# What to produce
Of the lines in the entries below, state how many hold the word "Area". Say nothing else.
═════ Supplied material ═════
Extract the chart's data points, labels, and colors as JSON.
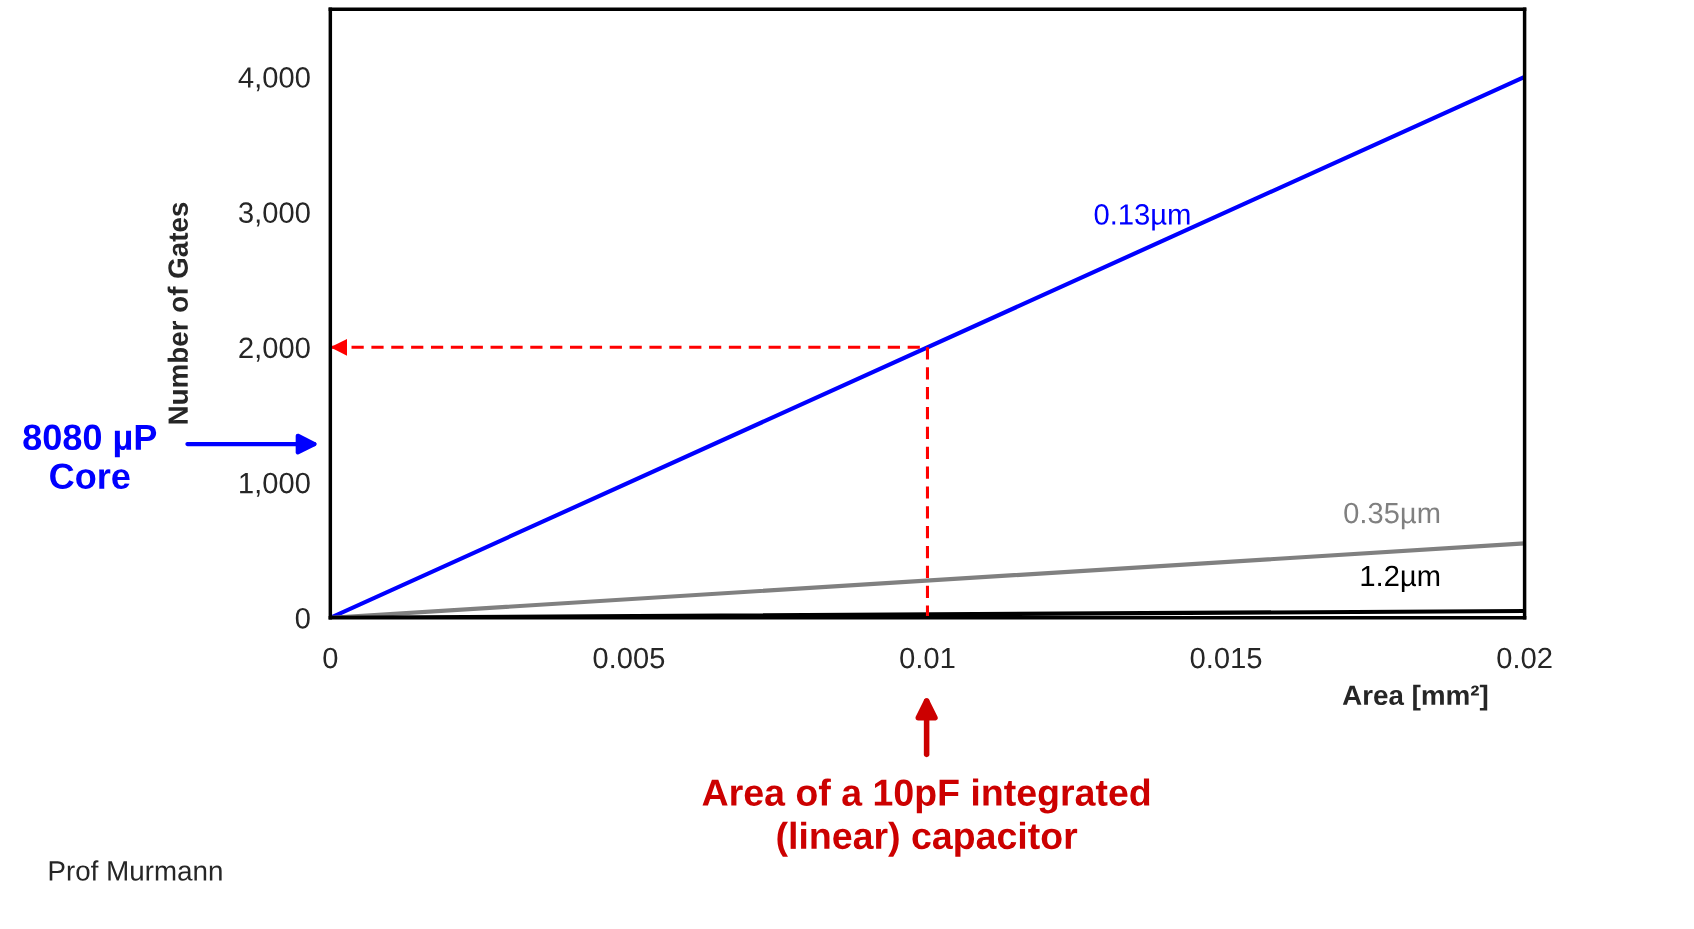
{
  "chart_data": {
    "type": "line",
    "xlabel": "Area [mm²]",
    "ylabel": "Number of Gates",
    "xlim": [
      0,
      0.02
    ],
    "xticks": [
      0,
      0.005,
      0.01,
      0.015,
      0.02
    ],
    "ylim": [
      0,
      4500
    ],
    "yticks": [
      0,
      {
        "value": 1000,
        "label": "1,000"
      },
      {
        "value": 2000,
        "label": "2,000"
      },
      {
        "value": 3000,
        "label": "3,000"
      },
      {
        "value": 4000,
        "label": "4,000"
      }
    ],
    "grid": false,
    "legend": false,
    "marker": "none",
    "line_style": "solid",
    "series": [
      {
        "name": "0.13µm",
        "color": "#0000ff",
        "x": [
          0,
          0.02
        ],
        "values": [
          0,
          4000
        ]
      },
      {
        "name": "0.35µm",
        "color": "#808080",
        "x": [
          0,
          0.02
        ],
        "values": [
          0,
          550
        ]
      },
      {
        "name": "1.2µm",
        "color": "#000000",
        "x": [
          0,
          0.02
        ],
        "values": [
          0,
          50
        ]
      },
      {
        "color": "#ff0000",
        "line_style": "dashed",
        "x": [
          0.01,
          0.01,
          0
        ],
        "values": [
          0,
          2000,
          2000
        ]
      }
    ],
    "annotations": [
      "8080 µP\nCore",
      "Area of a 10pF integrated\n(linear) capacitor",
      "Prof Murmann"
    ]
  }
}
═════
# Result of the exercise
2